Records:
Start

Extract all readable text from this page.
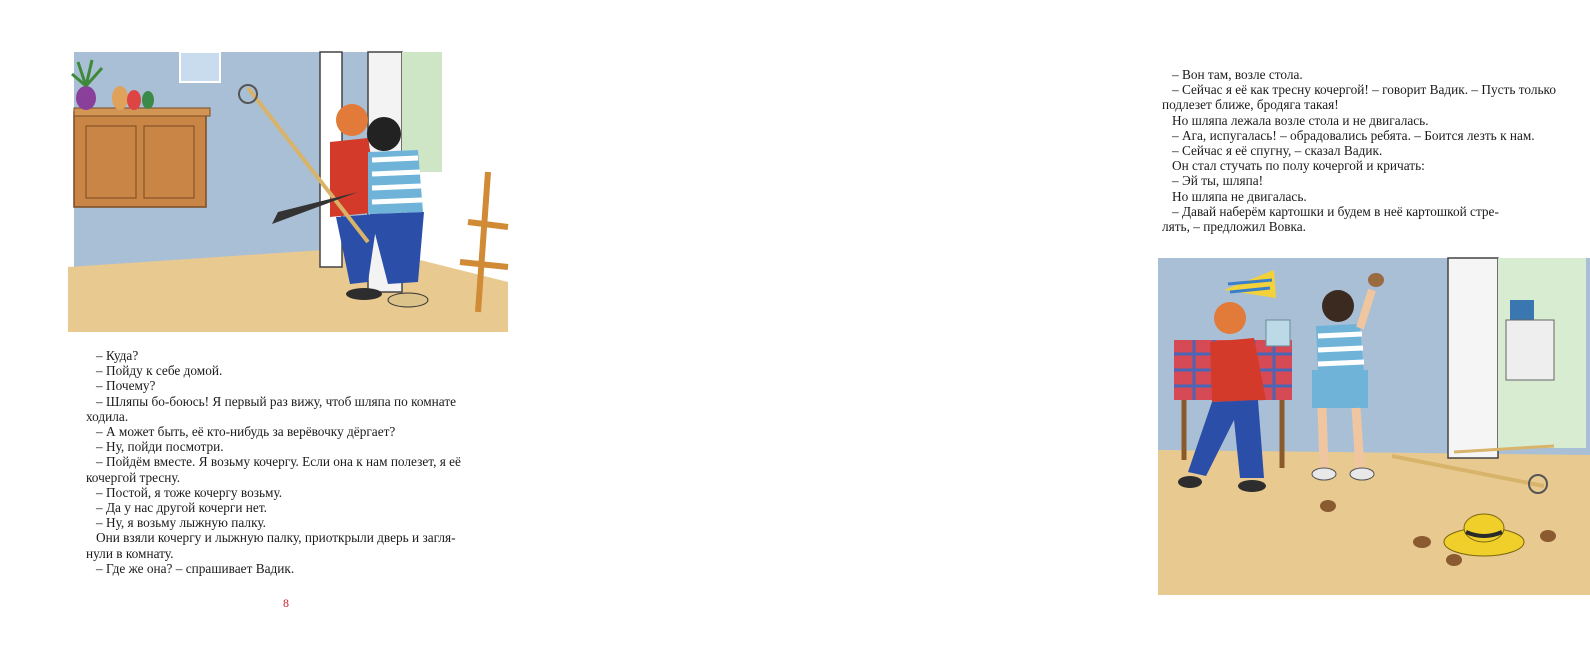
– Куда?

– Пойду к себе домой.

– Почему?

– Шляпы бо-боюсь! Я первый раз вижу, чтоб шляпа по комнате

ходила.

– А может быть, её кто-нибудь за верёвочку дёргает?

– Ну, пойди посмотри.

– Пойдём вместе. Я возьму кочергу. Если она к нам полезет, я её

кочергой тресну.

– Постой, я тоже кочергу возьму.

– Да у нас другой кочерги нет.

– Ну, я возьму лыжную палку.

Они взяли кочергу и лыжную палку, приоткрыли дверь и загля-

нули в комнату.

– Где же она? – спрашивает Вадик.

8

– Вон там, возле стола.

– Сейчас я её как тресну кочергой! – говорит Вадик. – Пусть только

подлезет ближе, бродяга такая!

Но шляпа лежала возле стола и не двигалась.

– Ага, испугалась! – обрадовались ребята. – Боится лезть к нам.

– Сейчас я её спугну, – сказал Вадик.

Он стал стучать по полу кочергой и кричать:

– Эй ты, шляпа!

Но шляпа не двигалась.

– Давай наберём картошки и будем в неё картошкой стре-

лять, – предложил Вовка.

End
Start

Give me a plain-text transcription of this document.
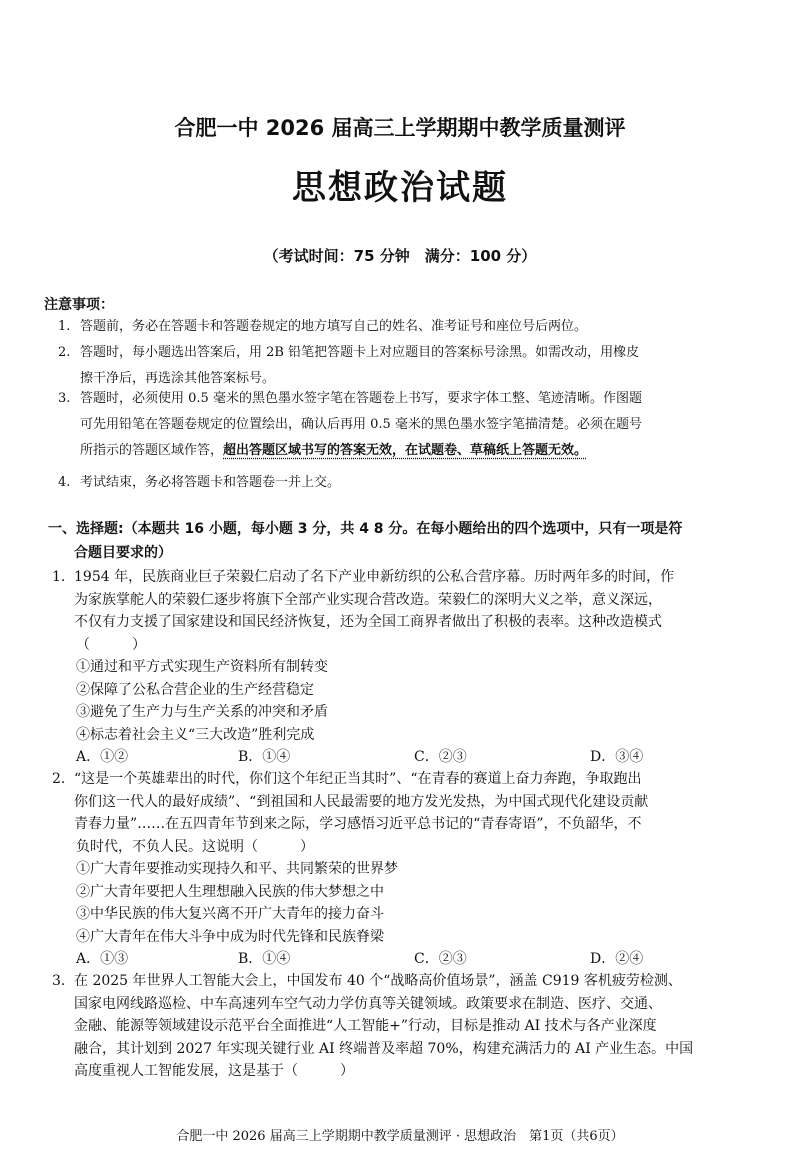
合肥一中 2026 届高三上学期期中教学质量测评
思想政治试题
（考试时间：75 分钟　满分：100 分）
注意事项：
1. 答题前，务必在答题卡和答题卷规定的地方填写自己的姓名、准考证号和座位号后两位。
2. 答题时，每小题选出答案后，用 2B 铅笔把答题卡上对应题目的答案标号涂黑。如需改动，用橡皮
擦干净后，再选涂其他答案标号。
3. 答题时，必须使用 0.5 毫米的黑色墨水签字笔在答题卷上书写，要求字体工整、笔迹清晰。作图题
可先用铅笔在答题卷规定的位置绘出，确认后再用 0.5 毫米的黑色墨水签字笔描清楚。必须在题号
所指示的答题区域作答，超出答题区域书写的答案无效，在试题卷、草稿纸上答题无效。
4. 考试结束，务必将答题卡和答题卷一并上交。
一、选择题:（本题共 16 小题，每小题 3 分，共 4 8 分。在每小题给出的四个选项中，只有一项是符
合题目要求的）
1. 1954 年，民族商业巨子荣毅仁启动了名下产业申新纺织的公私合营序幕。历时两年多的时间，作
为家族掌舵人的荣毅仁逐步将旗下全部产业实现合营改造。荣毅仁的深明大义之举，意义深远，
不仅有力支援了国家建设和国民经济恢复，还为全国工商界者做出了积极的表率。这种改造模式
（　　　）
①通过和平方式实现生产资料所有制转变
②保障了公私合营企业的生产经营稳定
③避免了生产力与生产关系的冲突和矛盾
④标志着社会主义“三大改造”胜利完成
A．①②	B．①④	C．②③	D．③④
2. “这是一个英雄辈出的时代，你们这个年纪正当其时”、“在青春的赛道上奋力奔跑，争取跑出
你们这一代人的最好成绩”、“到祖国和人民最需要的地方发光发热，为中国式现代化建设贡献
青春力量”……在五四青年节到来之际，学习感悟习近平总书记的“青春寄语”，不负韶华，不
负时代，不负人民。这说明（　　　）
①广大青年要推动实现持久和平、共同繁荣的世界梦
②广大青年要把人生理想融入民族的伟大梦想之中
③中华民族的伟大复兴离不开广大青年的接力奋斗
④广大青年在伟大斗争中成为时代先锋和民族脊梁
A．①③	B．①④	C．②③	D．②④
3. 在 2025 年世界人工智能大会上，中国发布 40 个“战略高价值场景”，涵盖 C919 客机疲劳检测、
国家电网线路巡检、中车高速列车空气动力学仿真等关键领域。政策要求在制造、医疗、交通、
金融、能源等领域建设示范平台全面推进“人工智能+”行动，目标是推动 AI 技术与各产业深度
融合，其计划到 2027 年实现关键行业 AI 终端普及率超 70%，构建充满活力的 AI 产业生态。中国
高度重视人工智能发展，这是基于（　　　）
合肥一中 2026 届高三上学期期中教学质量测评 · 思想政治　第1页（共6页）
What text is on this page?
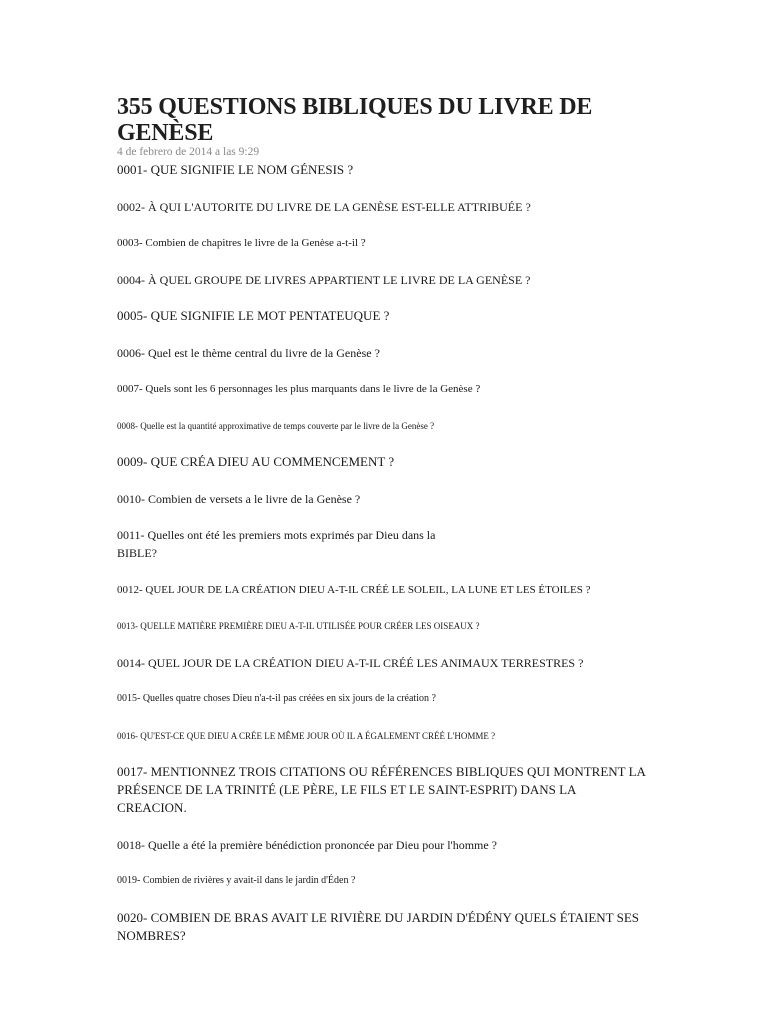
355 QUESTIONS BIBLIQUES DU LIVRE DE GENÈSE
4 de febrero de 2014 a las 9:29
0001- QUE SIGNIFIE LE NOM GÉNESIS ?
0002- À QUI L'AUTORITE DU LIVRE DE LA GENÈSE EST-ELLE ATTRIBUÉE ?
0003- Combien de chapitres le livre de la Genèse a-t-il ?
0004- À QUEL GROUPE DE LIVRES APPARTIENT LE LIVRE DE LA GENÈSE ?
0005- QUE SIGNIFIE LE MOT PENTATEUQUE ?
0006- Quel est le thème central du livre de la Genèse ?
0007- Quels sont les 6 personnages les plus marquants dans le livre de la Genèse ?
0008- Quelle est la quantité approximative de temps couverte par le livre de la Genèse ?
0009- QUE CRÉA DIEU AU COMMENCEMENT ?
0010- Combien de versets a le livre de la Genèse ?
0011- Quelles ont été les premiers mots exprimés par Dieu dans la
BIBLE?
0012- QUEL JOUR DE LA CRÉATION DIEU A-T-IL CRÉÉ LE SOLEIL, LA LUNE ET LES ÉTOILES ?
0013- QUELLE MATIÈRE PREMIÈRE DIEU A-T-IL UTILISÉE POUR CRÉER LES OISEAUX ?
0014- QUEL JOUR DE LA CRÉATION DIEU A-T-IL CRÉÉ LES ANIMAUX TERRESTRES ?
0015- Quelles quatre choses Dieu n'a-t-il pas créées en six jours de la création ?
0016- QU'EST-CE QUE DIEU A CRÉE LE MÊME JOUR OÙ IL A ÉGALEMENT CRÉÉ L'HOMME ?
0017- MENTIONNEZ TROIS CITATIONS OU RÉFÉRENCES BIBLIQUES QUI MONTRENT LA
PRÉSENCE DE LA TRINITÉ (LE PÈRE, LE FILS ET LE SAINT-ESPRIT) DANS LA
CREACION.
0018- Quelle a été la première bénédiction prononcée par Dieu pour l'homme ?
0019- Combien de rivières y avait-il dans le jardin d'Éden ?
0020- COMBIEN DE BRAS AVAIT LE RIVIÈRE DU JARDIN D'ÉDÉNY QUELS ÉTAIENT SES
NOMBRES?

End

Go through the material above and copy each line that has the word "BIBLIQUES".

355 QUESTIONS BIBLIQUES DU LIVRE DE GENÈSE
0017- MENTIONNEZ TROIS CITATIONS OU RÉFÉRENCES BIBLIQUES QUI MONTRENT LA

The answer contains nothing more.